### EXERCISE DIRECTIONS
Pictures in the records should not be copied, but every other part must be repeated exactly.

▬▬▬▬▬▬

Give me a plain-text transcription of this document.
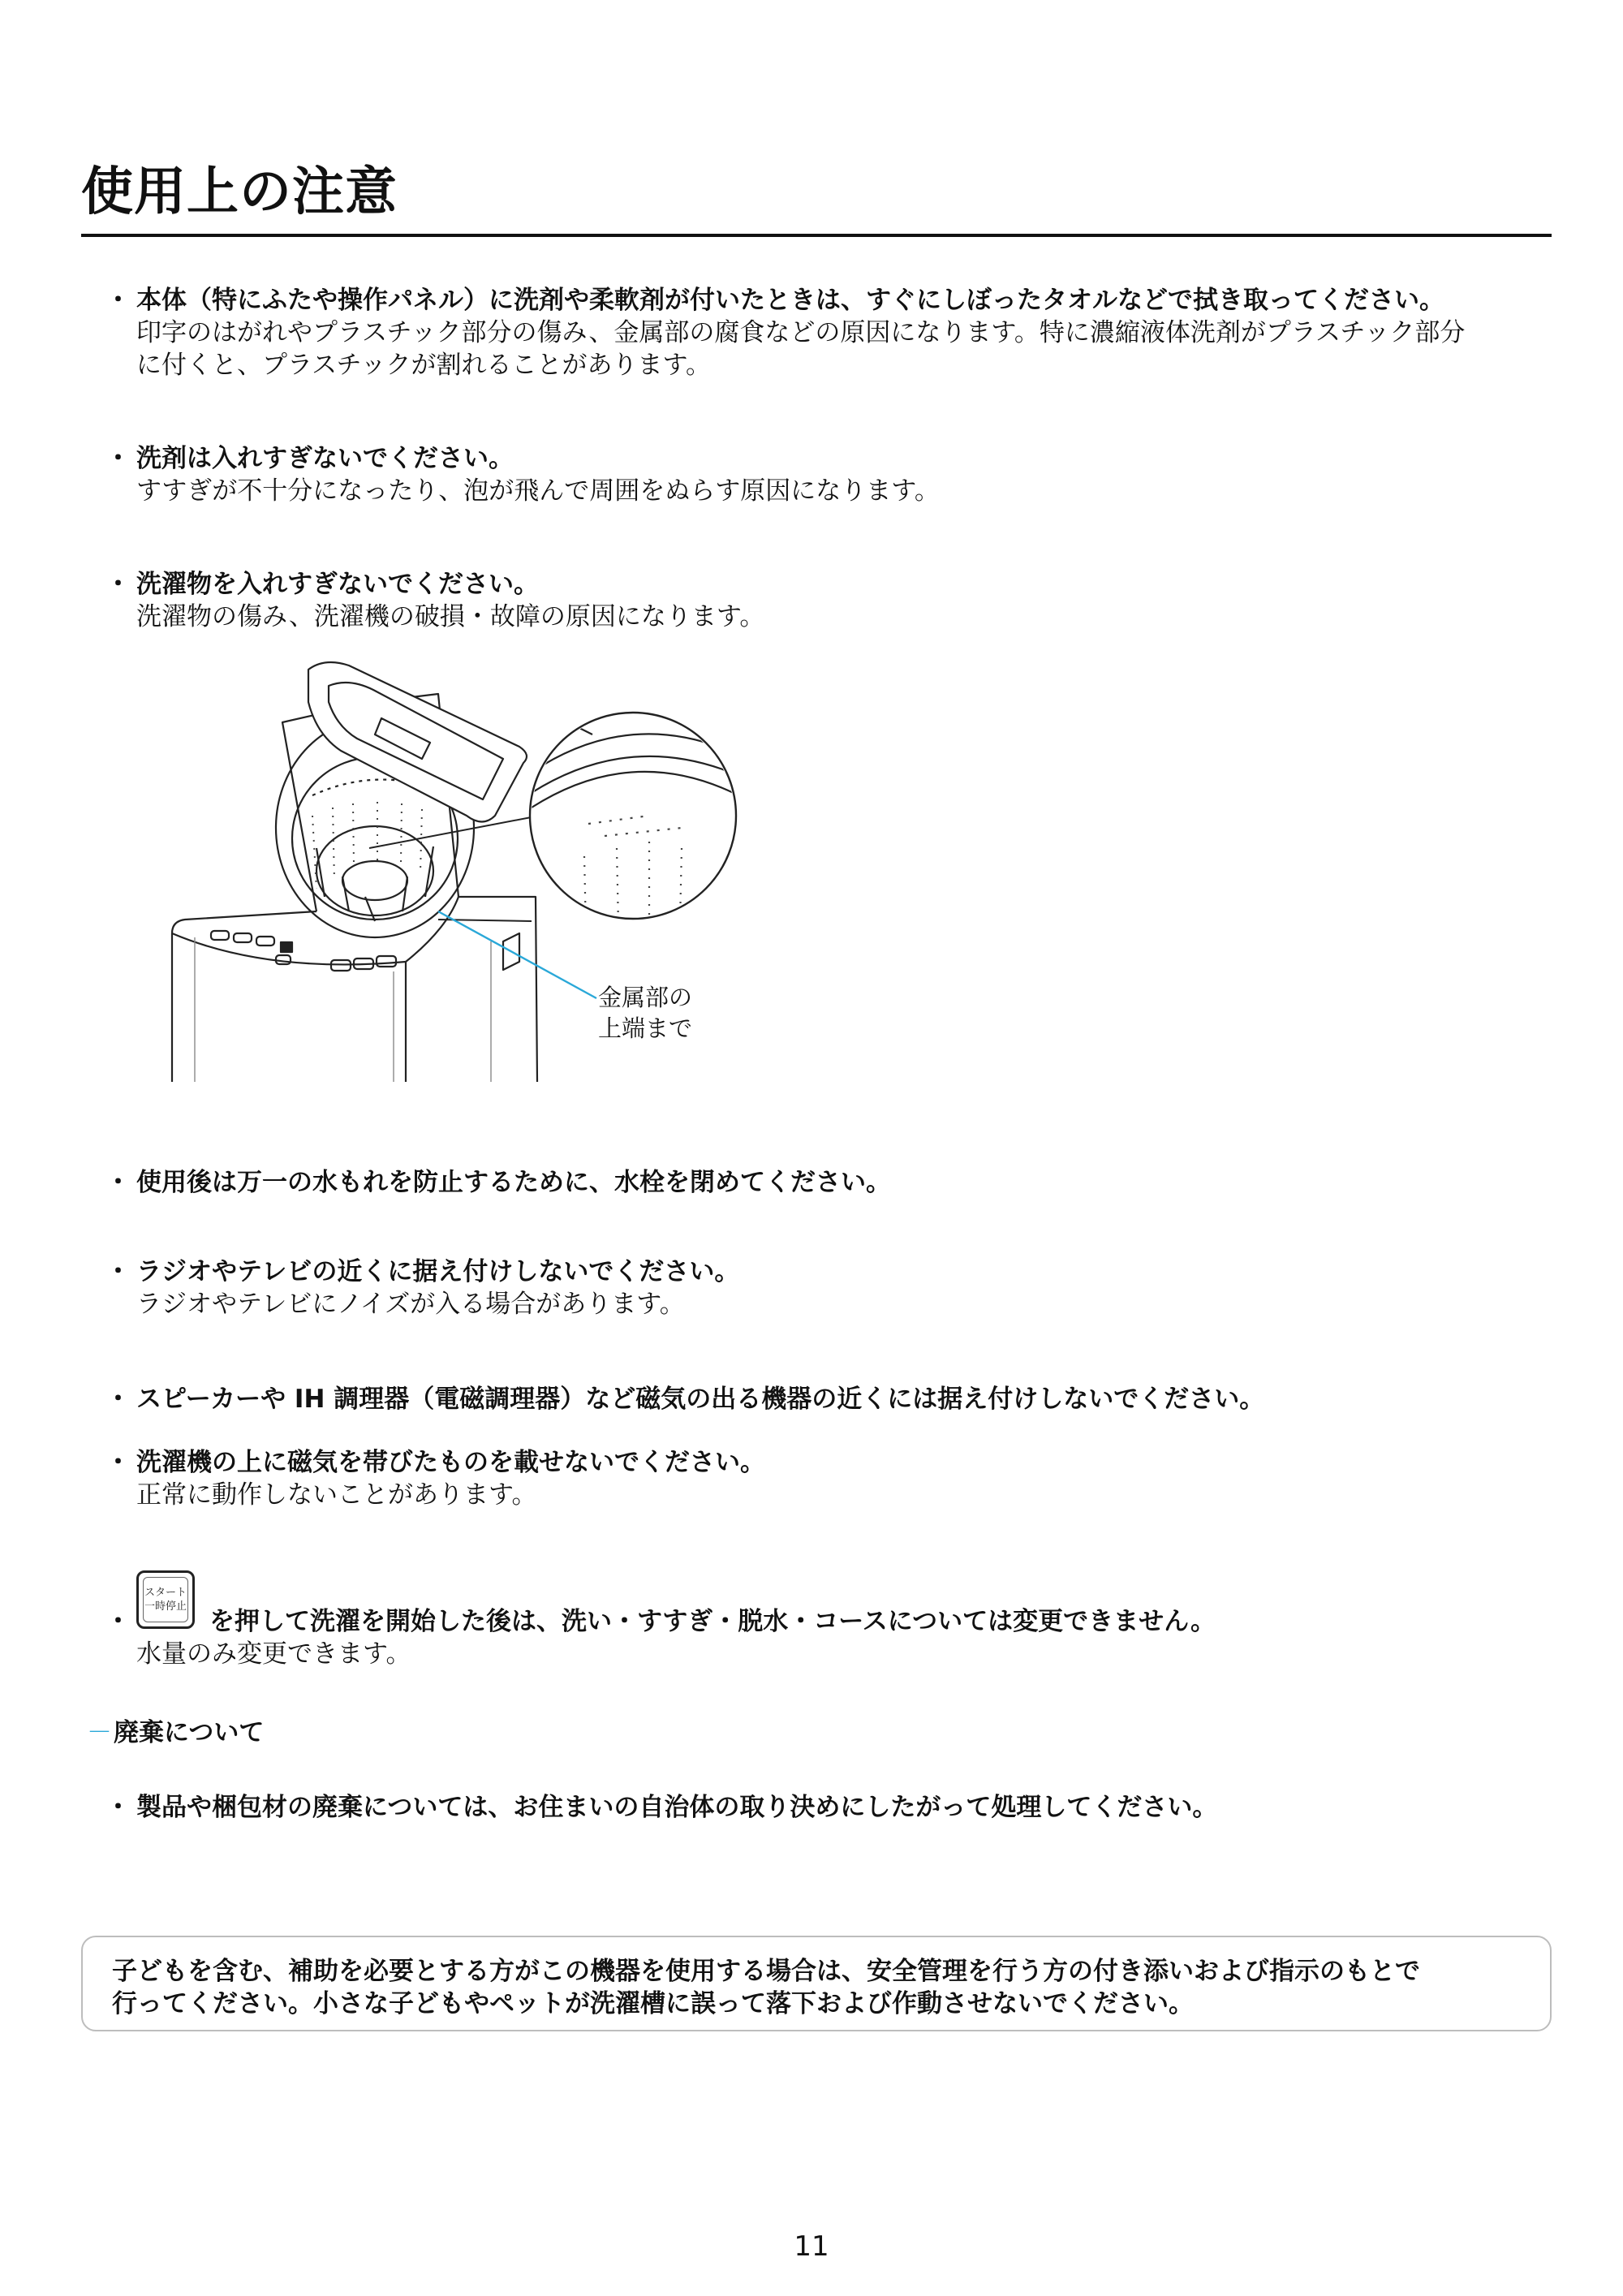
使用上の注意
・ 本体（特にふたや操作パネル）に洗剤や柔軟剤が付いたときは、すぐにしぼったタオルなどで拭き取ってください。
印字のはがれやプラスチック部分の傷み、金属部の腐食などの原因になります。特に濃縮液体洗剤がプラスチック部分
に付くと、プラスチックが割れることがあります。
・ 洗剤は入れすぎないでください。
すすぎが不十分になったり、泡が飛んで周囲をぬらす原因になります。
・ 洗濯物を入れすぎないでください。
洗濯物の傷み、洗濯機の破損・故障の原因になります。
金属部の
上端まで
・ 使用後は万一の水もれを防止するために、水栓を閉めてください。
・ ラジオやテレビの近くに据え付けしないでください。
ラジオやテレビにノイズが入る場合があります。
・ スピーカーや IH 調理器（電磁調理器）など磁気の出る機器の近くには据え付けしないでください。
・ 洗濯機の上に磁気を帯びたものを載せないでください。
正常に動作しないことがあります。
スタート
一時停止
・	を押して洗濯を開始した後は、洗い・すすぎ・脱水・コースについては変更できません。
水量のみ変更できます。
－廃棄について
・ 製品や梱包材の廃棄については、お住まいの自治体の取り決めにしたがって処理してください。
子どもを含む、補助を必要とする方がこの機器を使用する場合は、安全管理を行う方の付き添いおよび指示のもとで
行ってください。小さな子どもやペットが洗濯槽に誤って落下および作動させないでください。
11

▬▬▬▬▬▬

### FINAL RESULT
Give me a plain-text transcription of this document.
使用上の注意
・ 本体（特にふたや操作パネル）に洗剤や柔軟剤が付いたときは、すぐにしぼったタオルなどで拭き取ってください。
印字のはがれやプラスチック部分の傷み、金属部の腐食などの原因になります。特に濃縮液体洗剤がプラスチック部分
に付くと、プラスチックが割れることがあります。
・ 洗剤は入れすぎないでください。
すすぎが不十分になったり、泡が飛んで周囲をぬらす原因になります。
・ 洗濯物を入れすぎないでください。
洗濯物の傷み、洗濯機の破損・故障の原因になります。
金属部の
上端まで
・ 使用後は万一の水もれを防止するために、水栓を閉めてください。
・ ラジオやテレビの近くに据え付けしないでください。
ラジオやテレビにノイズが入る場合があります。
・ スピーカーや IH 調理器（電磁調理器）など磁気の出る機器の近くには据え付けしないでください。
・ 洗濯機の上に磁気を帯びたものを載せないでください。
正常に動作しないことがあります。
スタート
一時停止
・	を押して洗濯を開始した後は、洗い・すすぎ・脱水・コースについては変更できません。
水量のみ変更できます。
－廃棄について
・ 製品や梱包材の廃棄については、お住まいの自治体の取り決めにしたがって処理してください。
子どもを含む、補助を必要とする方がこの機器を使用する場合は、安全管理を行う方の付き添いおよび指示のもとで
行ってください。小さな子どもやペットが洗濯槽に誤って落下および作動させないでください。
11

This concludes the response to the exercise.